_Exercise instructions:_ Reproduce every entry that follows word for word, but omit the images.

_Task data:_
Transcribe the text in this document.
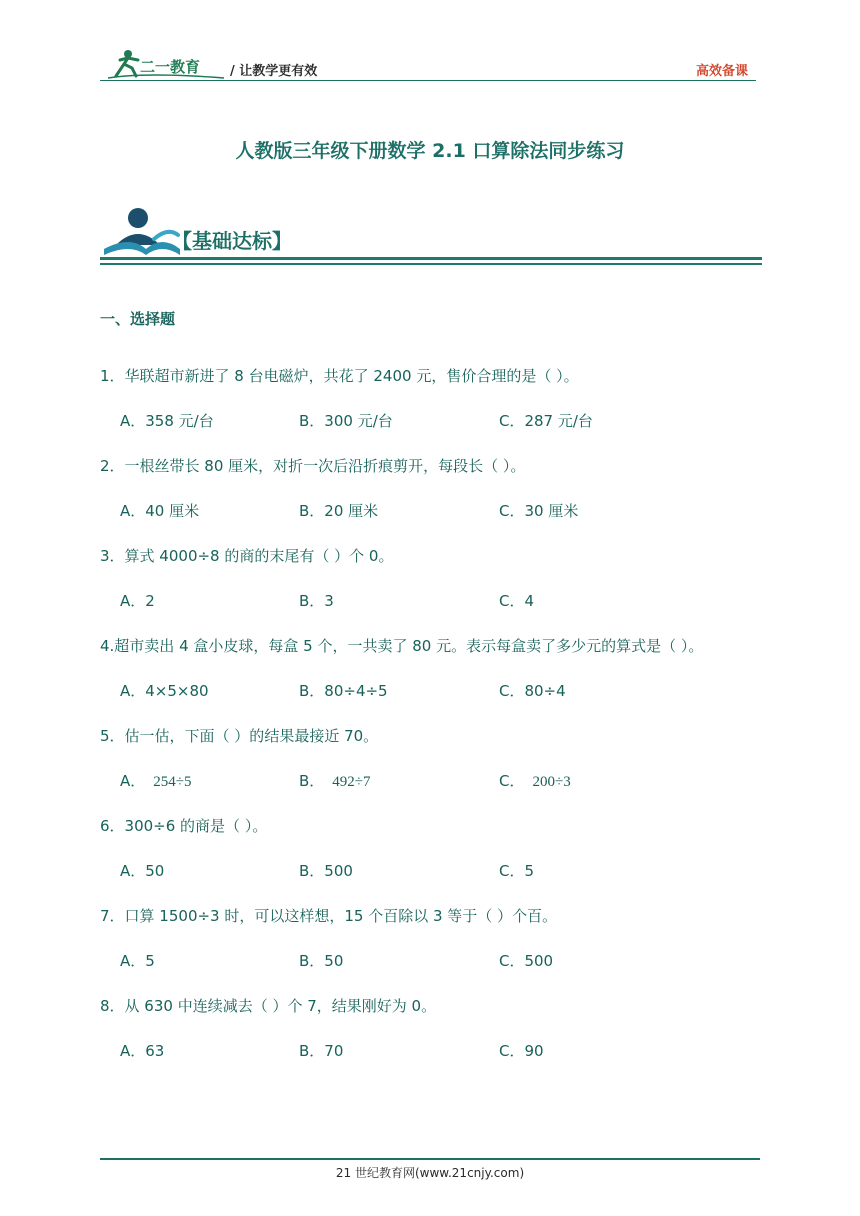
二一教育 / 让教学更有效	高效备课
人教版三年级下册数学 2.1 口算除法同步练习
【基础达标】
一、选择题
1．华联超市新进了 8 台电磁炉，共花了 2400 元，售价合理的是（ ）。
A．358 元/台	B．300 元/台	C．287 元/台
2．一根丝带长 80 厘米，对折一次后沿折痕剪开，每段长（ ）。
A．40 厘米	B．20 厘米	C．30 厘米
3．算式 4000÷8 的商的末尾有（ ）个 0。
A．2	B．3	C．4
4.超市卖出 4 盒小皮球，每盒 5 个，一共卖了 80 元。表示每盒卖了多少元的算式是（ ）。
A．4×5×80	B．80÷4÷5	C．80÷4
5．估一估，下面（ ）的结果最接近 70。
A． 254÷5	B． 492÷7	C． 200÷3
6．300÷6 的商是（ ）。
A．50	B．500	C．5
7．口算 1500÷3 时，可以这样想，15 个百除以 3 等于（ ）个百。
A．5	B．50	C．500
8．从 630 中连续减去（ ）个 7，结果刚好为 0。
A．63	B．70	C．90
21 世纪教育网(www.21cnjy.com)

_Response to the exercise:_
Transcribe the text in this document.
二一教育 / 让教学更有效	高效备课
人教版三年级下册数学 2.1 口算除法同步练习
【基础达标】
一、选择题
1．华联超市新进了 8 台电磁炉，共花了 2400 元，售价合理的是（ ）。
A．358 元/台	B．300 元/台	C．287 元/台
2．一根丝带长 80 厘米，对折一次后沿折痕剪开，每段长（ ）。
A．40 厘米	B．20 厘米	C．30 厘米
3．算式 4000÷8 的商的末尾有（ ）个 0。
A．2	B．3	C．4
4.超市卖出 4 盒小皮球，每盒 5 个，一共卖了 80 元。表示每盒卖了多少元的算式是（ ）。
A．4×5×80	B．80÷4÷5	C．80÷4
5．估一估，下面（ ）的结果最接近 70。
A． 254÷5	B． 492÷7	C． 200÷3
6．300÷6 的商是（ ）。
A．50	B．500	C．5
7．口算 1500÷3 时，可以这样想，15 个百除以 3 等于（ ）个百。
A．5	B．50	C．500
8．从 630 中连续减去（ ）个 7，结果刚好为 0。
A．63	B．70	C．90
21 世纪教育网(www.21cnjy.com)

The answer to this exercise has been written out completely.